* begin DATA SHOWN *

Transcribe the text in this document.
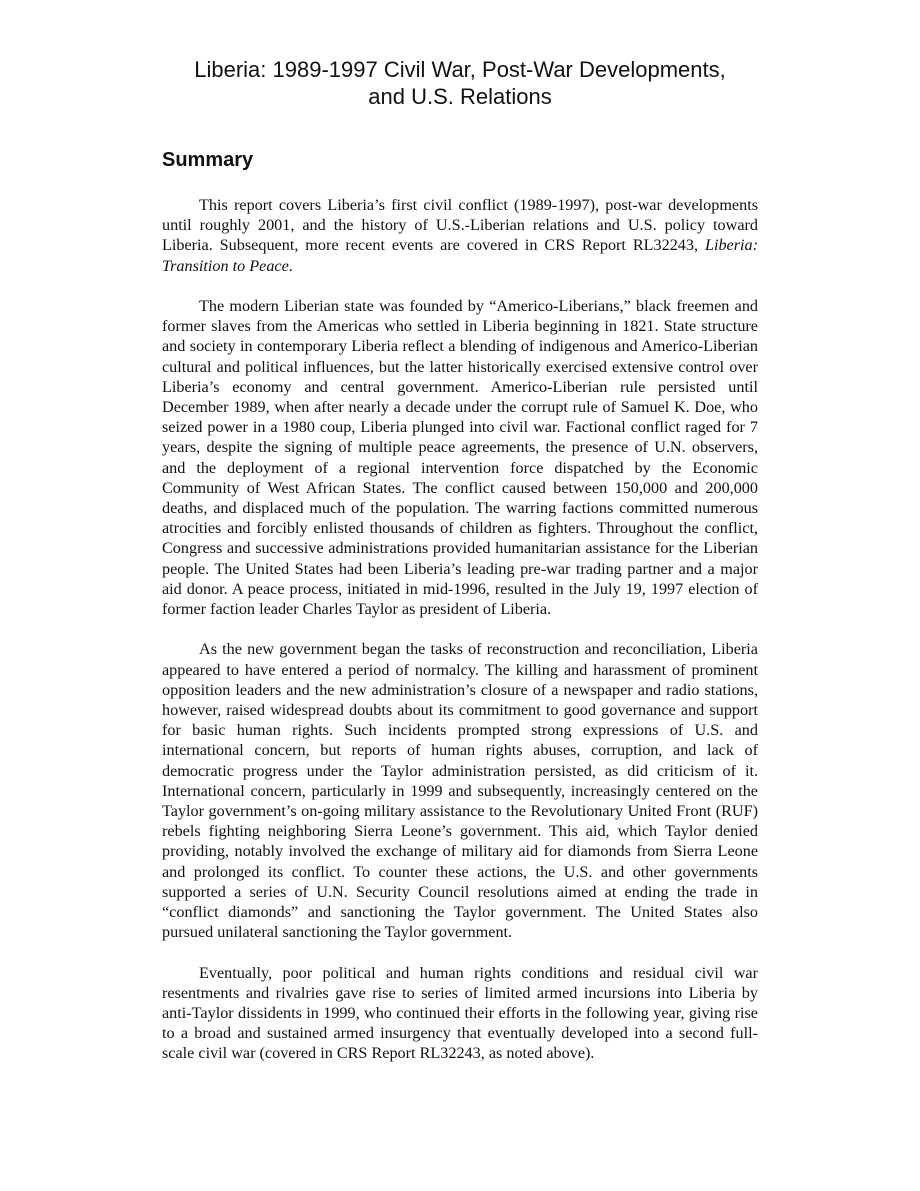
Liberia: 1989-1997 Civil War, Post-War Developments,
and U.S. Relations
Summary

This report covers Liberia’s first civil conflict (1989-1997), post-war developments until roughly 2001, and the history of U.S.-Liberian relations and U.S. policy toward Liberia. Subsequent, more recent events are covered in CRS Report RL32243, Liberia: Transition to Peace.

The modern Liberian state was founded by “Americo-Liberians,” black freemen and former slaves from the Americas who settled in Liberia beginning in 1821. State structure and society in contemporary Liberia reflect a blending of indigenous and Americo-Liberian cultural and political influences, but the latter historically exercised extensive control over Liberia’s economy and central government. Americo-Liberian rule persisted until December 1989, when after nearly a decade under the corrupt rule of Samuel K. Doe, who seized power in a 1980 coup, Liberia plunged into civil war. Factional conflict raged for 7 years, despite the signing of multiple peace agreements, the presence of U.N. observers, and the deployment of a regional intervention force dispatched by the Economic Community of West African States. The conflict caused between 150,000 and 200,000 deaths, and displaced much of the population. The warring factions committed numerous atrocities and forcibly enlisted thousands of children as fighters. Throughout the conflict, Congress and successive administrations provided humanitarian assistance for the Liberian people. The United States had been Liberia’s leading pre-war trading partner and a major aid donor. A peace process, initiated in mid-1996, resulted in the July 19, 1997 election of former faction leader Charles Taylor as president of Liberia.

As the new government began the tasks of reconstruction and reconciliation, Liberia appeared to have entered a period of normalcy. The killing and harassment of prominent opposition leaders and the new administration’s closure of a newspaper and radio stations, however, raised widespread doubts about its commitment to good governance and support for basic human rights. Such incidents prompted strong expressions of U.S. and international concern, but reports of human rights abuses, corruption, and lack of democratic progress under the Taylor administration persisted, as did criticism of it. International concern, particularly in 1999 and subsequently, increasingly centered on the Taylor government’s on-going military assistance to the Revolutionary United Front (RUF) rebels fighting neighboring Sierra Leone’s government. This aid, which Taylor denied providing, notably involved the exchange of military aid for diamonds from Sierra Leone and prolonged its conflict. To counter these actions, the U.S. and other governments supported a series of U.N. Security Council resolutions aimed at ending the trade in “conflict diamonds” and sanctioning the Taylor government. The United States also pursued unilateral sanctioning the Taylor government.

Eventually, poor political and human rights conditions and residual civil war resentments and rivalries gave rise to series of limited armed incursions into Liberia by anti-Taylor dissidents in 1999, who continued their efforts in the following year, giving rise to a broad and sustained armed insurgency that eventually developed into a second full-scale civil war (covered in CRS Report RL32243, as noted above).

* end DATA SHOWN *

● **AIM OF THE TASK**
Send back the data above word for word, with the pictures left out.

● **EXERCISE ANSWER**
Transcribe the text in this document.
Liberia: 1989-1997 Civil War, Post-War Developments,
and U.S. Relations
Summary

This report covers Liberia’s first civil conflict (1989-1997), post-war developments until roughly 2001, and the history of U.S.-Liberian relations and U.S. policy toward Liberia. Subsequent, more recent events are covered in CRS Report RL32243, Liberia: Transition to Peace.

The modern Liberian state was founded by “Americo-Liberians,” black freemen and former slaves from the Americas who settled in Liberia beginning in 1821. State structure and society in contemporary Liberia reflect a blending of indigenous and Americo-Liberian cultural and political influences, but the latter historically exercised extensive control over Liberia’s economy and central government. Americo-Liberian rule persisted until December 1989, when after nearly a decade under the corrupt rule of Samuel K. Doe, who seized power in a 1980 coup, Liberia plunged into civil war. Factional conflict raged for 7 years, despite the signing of multiple peace agreements, the presence of U.N. observers, and the deployment of a regional intervention force dispatched by the Economic Community of West African States. The conflict caused between 150,000 and 200,000 deaths, and displaced much of the population. The warring factions committed numerous atrocities and forcibly enlisted thousands of children as fighters. Throughout the conflict, Congress and successive administrations provided humanitarian assistance for the Liberian people. The United States had been Liberia’s leading pre-war trading partner and a major aid donor. A peace process, initiated in mid-1996, resulted in the July 19, 1997 election of former faction leader Charles Taylor as president of Liberia.

As the new government began the tasks of reconstruction and reconciliation, Liberia appeared to have entered a period of normalcy. The killing and harassment of prominent opposition leaders and the new administration’s closure of a newspaper and radio stations, however, raised widespread doubts about its commitment to good governance and support for basic human rights. Such incidents prompted strong expressions of U.S. and international concern, but reports of human rights abuses, corruption, and lack of democratic progress under the Taylor administration persisted, as did criticism of it. International concern, particularly in 1999 and subsequently, increasingly centered on the Taylor government’s on-going military assistance to the Revolutionary United Front (RUF) rebels fighting neighboring Sierra Leone’s government. This aid, which Taylor denied providing, notably involved the exchange of military aid for diamonds from Sierra Leone and prolonged its conflict. To counter these actions, the U.S. and other governments supported a series of U.N. Security Council resolutions aimed at ending the trade in “conflict diamonds” and sanctioning the Taylor government. The United States also pursued unilateral sanctioning the Taylor government.

Eventually, poor political and human rights conditions and residual civil war resentments and rivalries gave rise to series of limited armed incursions into Liberia by anti-Taylor dissidents in 1999, who continued their efforts in the following year, giving rise to a broad and sustained armed insurgency that eventually developed into a second full-scale civil war (covered in CRS Report RL32243, as noted above).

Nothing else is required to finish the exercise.